▶ PROVIDED ENTRIES:
##############################

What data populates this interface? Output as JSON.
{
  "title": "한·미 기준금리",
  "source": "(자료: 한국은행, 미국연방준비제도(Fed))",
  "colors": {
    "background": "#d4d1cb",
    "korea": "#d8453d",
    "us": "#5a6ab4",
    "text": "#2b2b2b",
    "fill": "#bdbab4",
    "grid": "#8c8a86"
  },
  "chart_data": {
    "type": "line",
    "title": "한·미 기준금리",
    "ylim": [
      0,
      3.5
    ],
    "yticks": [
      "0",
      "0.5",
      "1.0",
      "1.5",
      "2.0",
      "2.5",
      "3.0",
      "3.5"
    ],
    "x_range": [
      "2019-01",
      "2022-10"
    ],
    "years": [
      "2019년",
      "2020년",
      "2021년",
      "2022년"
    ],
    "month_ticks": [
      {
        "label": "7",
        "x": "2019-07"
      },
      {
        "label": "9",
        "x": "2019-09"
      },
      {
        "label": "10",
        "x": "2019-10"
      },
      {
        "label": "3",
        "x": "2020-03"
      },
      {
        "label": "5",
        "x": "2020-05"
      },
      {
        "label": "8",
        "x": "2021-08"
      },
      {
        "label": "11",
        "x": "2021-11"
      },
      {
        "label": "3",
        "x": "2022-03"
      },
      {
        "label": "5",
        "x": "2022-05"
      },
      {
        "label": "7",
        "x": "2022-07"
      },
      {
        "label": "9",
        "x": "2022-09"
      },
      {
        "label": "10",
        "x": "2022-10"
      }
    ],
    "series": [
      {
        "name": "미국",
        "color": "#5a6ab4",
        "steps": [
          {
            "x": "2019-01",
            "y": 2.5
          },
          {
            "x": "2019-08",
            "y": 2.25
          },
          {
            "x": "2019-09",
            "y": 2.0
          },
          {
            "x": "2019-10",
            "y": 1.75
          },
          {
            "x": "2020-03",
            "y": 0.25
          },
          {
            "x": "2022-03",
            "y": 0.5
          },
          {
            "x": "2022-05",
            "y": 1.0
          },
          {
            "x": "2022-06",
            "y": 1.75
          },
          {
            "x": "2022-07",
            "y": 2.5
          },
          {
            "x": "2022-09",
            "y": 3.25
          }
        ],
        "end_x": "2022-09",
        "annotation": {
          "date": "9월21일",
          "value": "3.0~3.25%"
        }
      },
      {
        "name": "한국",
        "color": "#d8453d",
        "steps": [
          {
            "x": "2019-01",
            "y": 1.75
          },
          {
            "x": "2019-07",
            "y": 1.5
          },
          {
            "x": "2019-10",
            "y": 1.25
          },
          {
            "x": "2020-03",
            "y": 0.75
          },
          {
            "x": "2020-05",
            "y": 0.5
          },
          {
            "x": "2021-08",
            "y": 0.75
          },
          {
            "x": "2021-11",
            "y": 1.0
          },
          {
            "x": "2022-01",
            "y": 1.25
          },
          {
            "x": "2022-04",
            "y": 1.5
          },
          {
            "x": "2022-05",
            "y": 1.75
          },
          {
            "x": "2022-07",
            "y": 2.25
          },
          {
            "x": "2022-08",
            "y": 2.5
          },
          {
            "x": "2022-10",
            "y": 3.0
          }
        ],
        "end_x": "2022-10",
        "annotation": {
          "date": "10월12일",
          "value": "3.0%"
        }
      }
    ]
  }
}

##############################

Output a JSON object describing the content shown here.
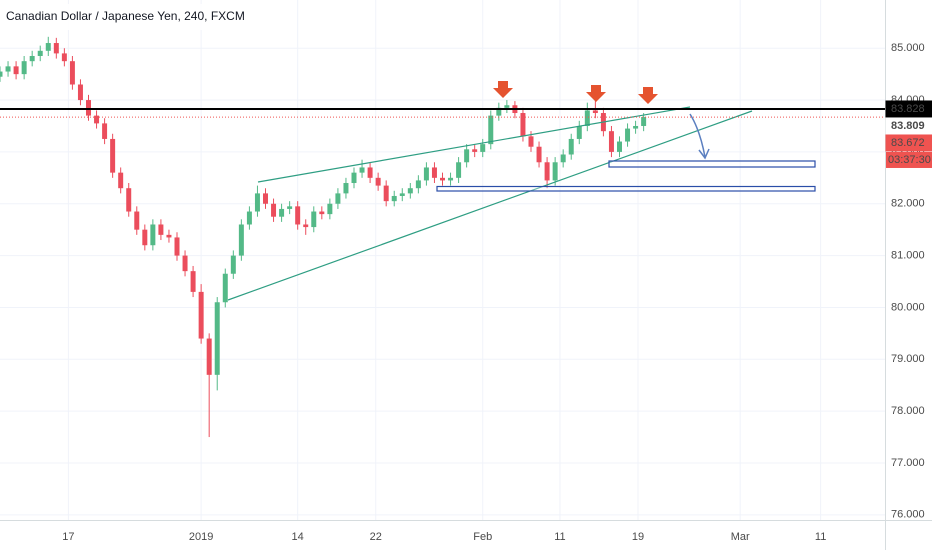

##############################

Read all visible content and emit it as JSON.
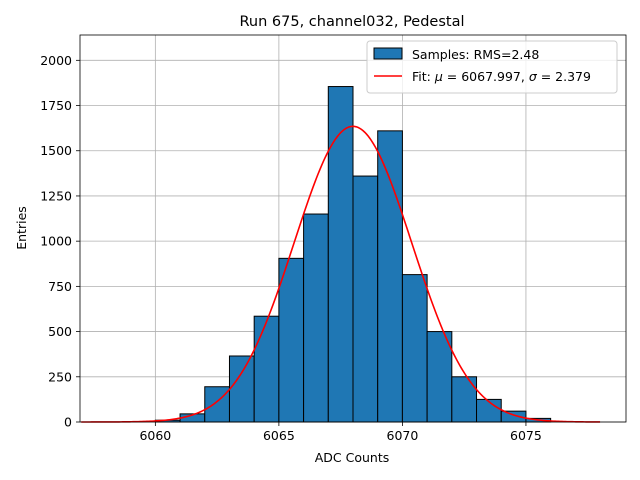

##############################

Copy whichever lines in the listing above contain the word "content".

▶ FINAL RESULT:
Output a JSON object describing the content shown here.
Read all visible content and emit it as JSON.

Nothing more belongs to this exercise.